Exercise instructions >>
Write every line out verbatim and omit the pictures.

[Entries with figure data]

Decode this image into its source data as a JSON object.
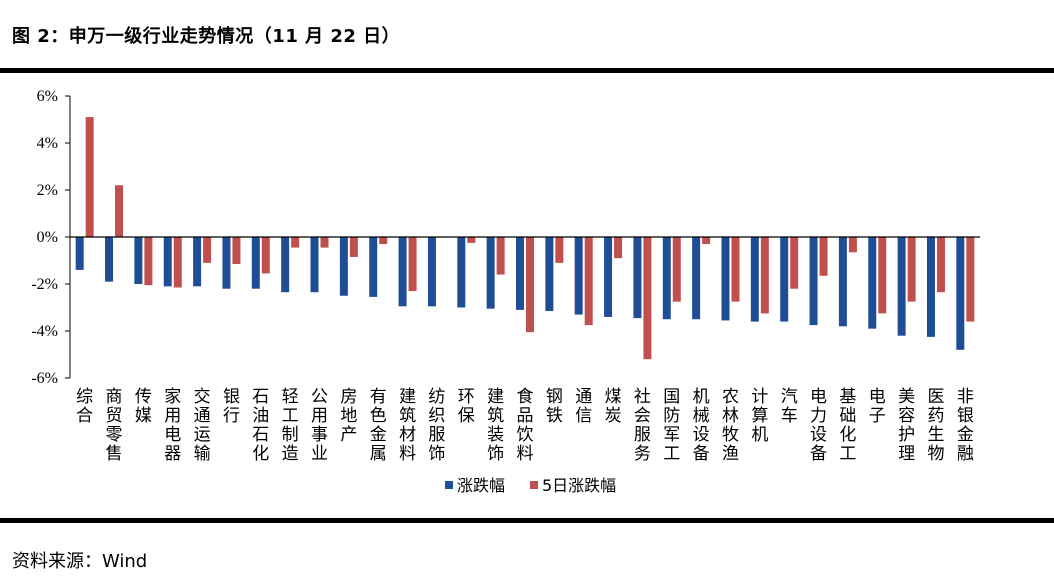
{
  "figure": {
    "title": "图 2：申万一级行业走势情况（11 月 22 日）",
    "source": "资料来源：Wind"
  },
  "colors": {
    "series1": "#1f4e96",
    "series2": "#c0504d",
    "axis": "#000000"
  },
  "chart_data": {
    "type": "bar",
    "title": "",
    "xlabel": "",
    "ylabel": "",
    "ylim": [
      -6,
      6
    ],
    "y_ticks": [
      "6%",
      "4%",
      "2%",
      "0%",
      "-2%",
      "-4%",
      "-6%"
    ],
    "y_tick_values": [
      6,
      4,
      2,
      0,
      -2,
      -4,
      -6
    ],
    "grid": false,
    "legend": "bottom",
    "categories": [
      "综合",
      "商贸零售",
      "传媒",
      "家用电器",
      "交通运输",
      "银行",
      "石油石化",
      "轻工制造",
      "公用事业",
      "房地产",
      "有色金属",
      "建筑材料",
      "纺织服饰",
      "环保",
      "建筑装饰",
      "食品饮料",
      "钢铁",
      "通信",
      "煤炭",
      "社会服务",
      "国防军工",
      "机械设备",
      "农林牧渔",
      "计算机",
      "汽车",
      "电力设备",
      "基础化工",
      "电子",
      "美容护理",
      "医药生物",
      "非银金融"
    ],
    "series": [
      {
        "name": "涨跌幅",
        "values": [
          -1.4,
          -1.9,
          -2.0,
          -2.1,
          -2.1,
          -2.2,
          -2.2,
          -2.35,
          -2.35,
          -2.5,
          -2.55,
          -2.95,
          -2.95,
          -3.0,
          -3.05,
          -3.1,
          -3.15,
          -3.3,
          -3.4,
          -3.45,
          -3.5,
          -3.5,
          -3.55,
          -3.6,
          -3.6,
          -3.75,
          -3.8,
          -3.9,
          -4.2,
          -4.25,
          -4.8
        ]
      },
      {
        "name": "5日涨跌幅",
        "values": [
          5.1,
          2.2,
          -2.05,
          -2.15,
          -1.1,
          -1.15,
          -1.55,
          -0.45,
          -0.45,
          -0.85,
          -0.3,
          -2.3,
          0.0,
          -0.25,
          -1.6,
          -4.05,
          -1.1,
          -3.75,
          -0.9,
          -5.2,
          -2.75,
          -0.3,
          -2.75,
          -3.25,
          -2.2,
          -1.65,
          -0.65,
          -3.25,
          -2.75,
          -2.35,
          -3.6
        ]
      }
    ]
  }
}
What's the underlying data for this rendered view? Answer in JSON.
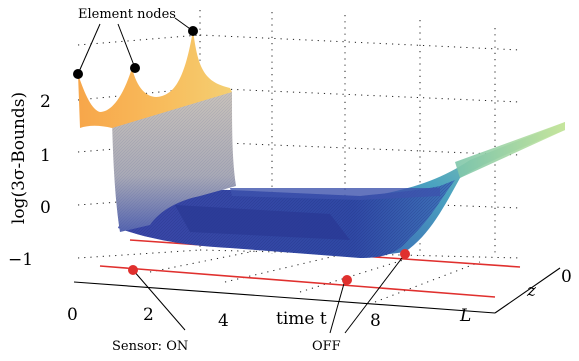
{
  "chart_data": {
    "type": "surface",
    "zlabel": "log(3σ-Bounds)",
    "xlabel": "time t",
    "ylabel": "z",
    "x_ticks": [
      "0",
      "2",
      "4",
      "8"
    ],
    "y_ticks": [
      "0",
      "L"
    ],
    "z_ticks": [
      "−1",
      "0",
      "1",
      "2"
    ],
    "zlim": [
      -1.3,
      2.8
    ],
    "grid": true,
    "annotations": {
      "element_nodes": "Element nodes",
      "sensor_on": "Sensor: ON",
      "sensor_off": "OFF"
    },
    "sensor_events": [
      {
        "label": "ON",
        "t": 1.6
      },
      {
        "label": "OFF",
        "t": 7.2
      }
    ],
    "surface_profile": [
      {
        "t": 0.0,
        "log_sigma_bound": 2.3
      },
      {
        "t": 1.1,
        "log_sigma_bound": 2.3
      },
      {
        "t": 1.6,
        "log_sigma_bound": -0.5
      },
      {
        "t": 3.0,
        "log_sigma_bound": -0.8
      },
      {
        "t": 4.5,
        "log_sigma_bound": -0.9
      },
      {
        "t": 7.2,
        "log_sigma_bound": -1.0
      },
      {
        "t": 8.5,
        "log_sigma_bound": -0.4
      },
      {
        "t": 10.0,
        "log_sigma_bound": 1.2
      }
    ],
    "element_node_peaks": [
      2.5,
      2.6,
      3.2
    ],
    "colors": {
      "high": "#f5a94b",
      "mid_grey": "#b9b5b2",
      "low": "#2b3da0",
      "right_end": "#a8d9a2",
      "sensor_line": "#e0302e",
      "marker_node": "#000000"
    }
  }
}
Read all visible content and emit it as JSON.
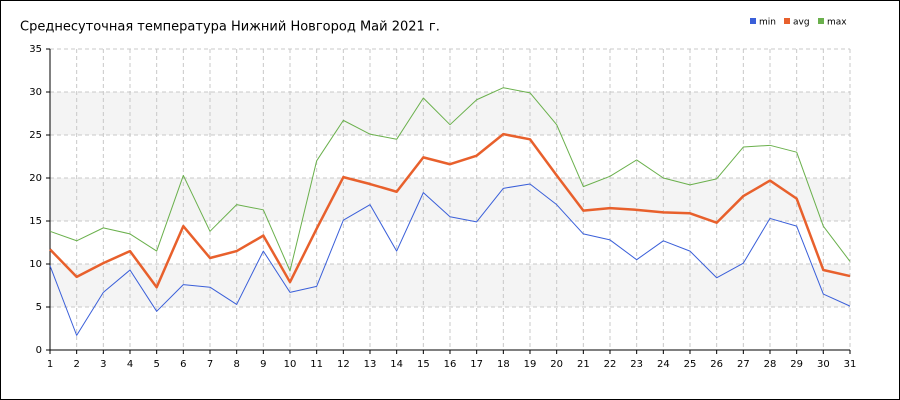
{
  "chart_data": {
    "type": "line",
    "title": "Среднесуточная температура Нижний Новгород  Май 2021 г.",
    "x": [
      1,
      2,
      3,
      4,
      5,
      6,
      7,
      8,
      9,
      10,
      11,
      12,
      13,
      14,
      15,
      16,
      17,
      18,
      19,
      20,
      21,
      22,
      23,
      24,
      25,
      26,
      27,
      28,
      29,
      30,
      31
    ],
    "series": [
      {
        "name": "min",
        "color": "#3a5fd9",
        "width": 1,
        "values": [
          9.8,
          1.7,
          6.7,
          9.3,
          4.5,
          7.6,
          7.3,
          5.3,
          11.5,
          6.7,
          7.4,
          15.1,
          16.9,
          11.5,
          18.3,
          15.5,
          14.9,
          18.8,
          19.3,
          16.9,
          13.5,
          12.8,
          10.5,
          12.7,
          11.5,
          8.4,
          10.1,
          15.3,
          14.4,
          6.5,
          5.1
        ]
      },
      {
        "name": "avg",
        "color": "#e8602c",
        "width": 2.5,
        "values": [
          11.7,
          8.5,
          10.1,
          11.5,
          7.3,
          14.4,
          10.7,
          11.5,
          13.3,
          7.9,
          14.1,
          20.1,
          19.3,
          18.4,
          22.4,
          21.6,
          22.6,
          25.1,
          24.5,
          20.3,
          16.2,
          16.5,
          16.3,
          16.0,
          15.9,
          14.8,
          17.9,
          19.7,
          17.6,
          9.3,
          8.6
        ]
      },
      {
        "name": "max",
        "color": "#6ab04c",
        "width": 1,
        "values": [
          13.8,
          12.7,
          14.2,
          13.5,
          11.5,
          20.3,
          13.8,
          16.9,
          16.3,
          9.2,
          22.0,
          26.7,
          25.1,
          24.5,
          29.3,
          26.2,
          29.1,
          30.5,
          29.9,
          26.2,
          19.0,
          20.2,
          22.1,
          20.0,
          19.2,
          19.9,
          23.6,
          23.8,
          23.0,
          14.4,
          10.3
        ]
      }
    ],
    "xlim": [
      1,
      31
    ],
    "xticks": [
      1,
      2,
      3,
      4,
      5,
      6,
      7,
      8,
      9,
      10,
      11,
      12,
      13,
      14,
      15,
      16,
      17,
      18,
      19,
      20,
      21,
      22,
      23,
      24,
      25,
      26,
      27,
      28,
      29,
      30,
      31
    ],
    "ylim": [
      0,
      35
    ],
    "yticks": [
      0,
      5,
      10,
      15,
      20,
      25,
      30,
      35
    ],
    "grid": true,
    "alternate_bands": true,
    "legend": "top-right"
  }
}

Task solution >>
Decode this image into its source data as a JSON object.
{
  "figure": {
    "title": "图 2：申万一级行业走势情况（11 月 22 日）",
    "source": "资料来源：Wind"
  },
  "colors": {
    "series1": "#1f4e96",
    "series2": "#c0504d",
    "axis": "#000000"
  },
  "chart_data": {
    "type": "bar",
    "title": "",
    "xlabel": "",
    "ylabel": "",
    "ylim": [
      -6,
      6
    ],
    "y_ticks": [
      "6%",
      "4%",
      "2%",
      "0%",
      "-2%",
      "-4%",
      "-6%"
    ],
    "y_tick_values": [
      6,
      4,
      2,
      0,
      -2,
      -4,
      -6
    ],
    "grid": false,
    "legend": "bottom",
    "categories": [
      "综合",
      "商贸零售",
      "传媒",
      "家用电器",
      "交通运输",
      "银行",
      "石油石化",
      "轻工制造",
      "公用事业",
      "房地产",
      "有色金属",
      "建筑材料",
      "纺织服饰",
      "环保",
      "建筑装饰",
      "食品饮料",
      "钢铁",
      "通信",
      "煤炭",
      "社会服务",
      "国防军工",
      "机械设备",
      "农林牧渔",
      "计算机",
      "汽车",
      "电力设备",
      "基础化工",
      "电子",
      "美容护理",
      "医药生物",
      "非银金融"
    ],
    "series": [
      {
        "name": "涨跌幅",
        "values": [
          -1.4,
          -1.9,
          -2.0,
          -2.1,
          -2.1,
          -2.2,
          -2.2,
          -2.35,
          -2.35,
          -2.5,
          -2.55,
          -2.95,
          -2.95,
          -3.0,
          -3.05,
          -3.1,
          -3.15,
          -3.3,
          -3.4,
          -3.45,
          -3.5,
          -3.5,
          -3.55,
          -3.6,
          -3.6,
          -3.75,
          -3.8,
          -3.9,
          -4.2,
          -4.25,
          -4.8
        ]
      },
      {
        "name": "5日涨跌幅",
        "values": [
          5.1,
          2.2,
          -2.05,
          -2.15,
          -1.1,
          -1.15,
          -1.55,
          -0.45,
          -0.45,
          -0.85,
          -0.3,
          -2.3,
          0.0,
          -0.25,
          -1.6,
          -4.05,
          -1.1,
          -3.75,
          -0.9,
          -5.2,
          -2.75,
          -0.3,
          -2.75,
          -3.25,
          -2.2,
          -1.65,
          -0.65,
          -3.25,
          -2.75,
          -2.35,
          -3.6
        ]
      }
    ]
  }
}
What's the underlying data for this rendered view? Answer in JSON.
{
  "chart_data": {
    "type": "surface",
    "zlabel": "log(3σ-Bounds)",
    "xlabel": "time t",
    "ylabel": "z",
    "x_ticks": [
      "0",
      "2",
      "4",
      "8"
    ],
    "y_ticks": [
      "0",
      "L"
    ],
    "z_ticks": [
      "−1",
      "0",
      "1",
      "2"
    ],
    "zlim": [
      -1.3,
      2.8
    ],
    "grid": true,
    "annotations": {
      "element_nodes": "Element nodes",
      "sensor_on": "Sensor: ON",
      "sensor_off": "OFF"
    },
    "sensor_events": [
      {
        "label": "ON",
        "t": 1.6
      },
      {
        "label": "OFF",
        "t": 7.2
      }
    ],
    "surface_profile": [
      {
        "t": 0.0,
        "log_sigma_bound": 2.3
      },
      {
        "t": 1.1,
        "log_sigma_bound": 2.3
      },
      {
        "t": 1.6,
        "log_sigma_bound": -0.5
      },
      {
        "t": 3.0,
        "log_sigma_bound": -0.8
      },
      {
        "t": 4.5,
        "log_sigma_bound": -0.9
      },
      {
        "t": 7.2,
        "log_sigma_bound": -1.0
      },
      {
        "t": 8.5,
        "log_sigma_bound": -0.4
      },
      {
        "t": 10.0,
        "log_sigma_bound": 1.2
      }
    ],
    "element_node_peaks": [
      2.5,
      2.6,
      3.2
    ],
    "colors": {
      "high": "#f5a94b",
      "mid_grey": "#b9b5b2",
      "low": "#2b3da0",
      "right_end": "#a8d9a2",
      "sensor_line": "#e0302e",
      "marker_node": "#000000"
    }
  }
}
Read all visible content and emit it as JSON.
{
  "chart_data": {
    "type": "line",
    "title": "Среднесуточная температура Нижний Новгород  Май 2021 г.",
    "x": [
      1,
      2,
      3,
      4,
      5,
      6,
      7,
      8,
      9,
      10,
      11,
      12,
      13,
      14,
      15,
      16,
      17,
      18,
      19,
      20,
      21,
      22,
      23,
      24,
      25,
      26,
      27,
      28,
      29,
      30,
      31
    ],
    "series": [
      {
        "name": "min",
        "color": "#3a5fd9",
        "width": 1,
        "values": [
          9.8,
          1.7,
          6.7,
          9.3,
          4.5,
          7.6,
          7.3,
          5.3,
          11.5,
          6.7,
          7.4,
          15.1,
          16.9,
          11.5,
          18.3,
          15.5,
          14.9,
          18.8,
          19.3,
          16.9,
          13.5,
          12.8,
          10.5,
          12.7,
          11.5,
          8.4,
          10.1,
          15.3,
          14.4,
          6.5,
          5.1
        ]
      },
      {
        "name": "avg",
        "color": "#e8602c",
        "width": 2.5,
        "values": [
          11.7,
          8.5,
          10.1,
          11.5,
          7.3,
          14.4,
          10.7,
          11.5,
          13.3,
          7.9,
          14.1,
          20.1,
          19.3,
          18.4,
          22.4,
          21.6,
          22.6,
          25.1,
          24.5,
          20.3,
          16.2,
          16.5,
          16.3,
          16.0,
          15.9,
          14.8,
          17.9,
          19.7,
          17.6,
          9.3,
          8.6
        ]
      },
      {
        "name": "max",
        "color": "#6ab04c",
        "width": 1,
        "values": [
          13.8,
          12.7,
          14.2,
          13.5,
          11.5,
          20.3,
          13.8,
          16.9,
          16.3,
          9.2,
          22.0,
          26.7,
          25.1,
          24.5,
          29.3,
          26.2,
          29.1,
          30.5,
          29.9,
          26.2,
          19.0,
          20.2,
          22.1,
          20.0,
          19.2,
          19.9,
          23.6,
          23.8,
          23.0,
          14.4,
          10.3
        ]
      }
    ],
    "xlim": [
      1,
      31
    ],
    "xticks": [
      1,
      2,
      3,
      4,
      5,
      6,
      7,
      8,
      9,
      10,
      11,
      12,
      13,
      14,
      15,
      16,
      17,
      18,
      19,
      20,
      21,
      22,
      23,
      24,
      25,
      26,
      27,
      28,
      29,
      30,
      31
    ],
    "ylim": [
      0,
      35
    ],
    "yticks": [
      0,
      5,
      10,
      15,
      20,
      25,
      30,
      35
    ],
    "grid": true,
    "alternate_bands": true,
    "legend": "top-right"
  }
}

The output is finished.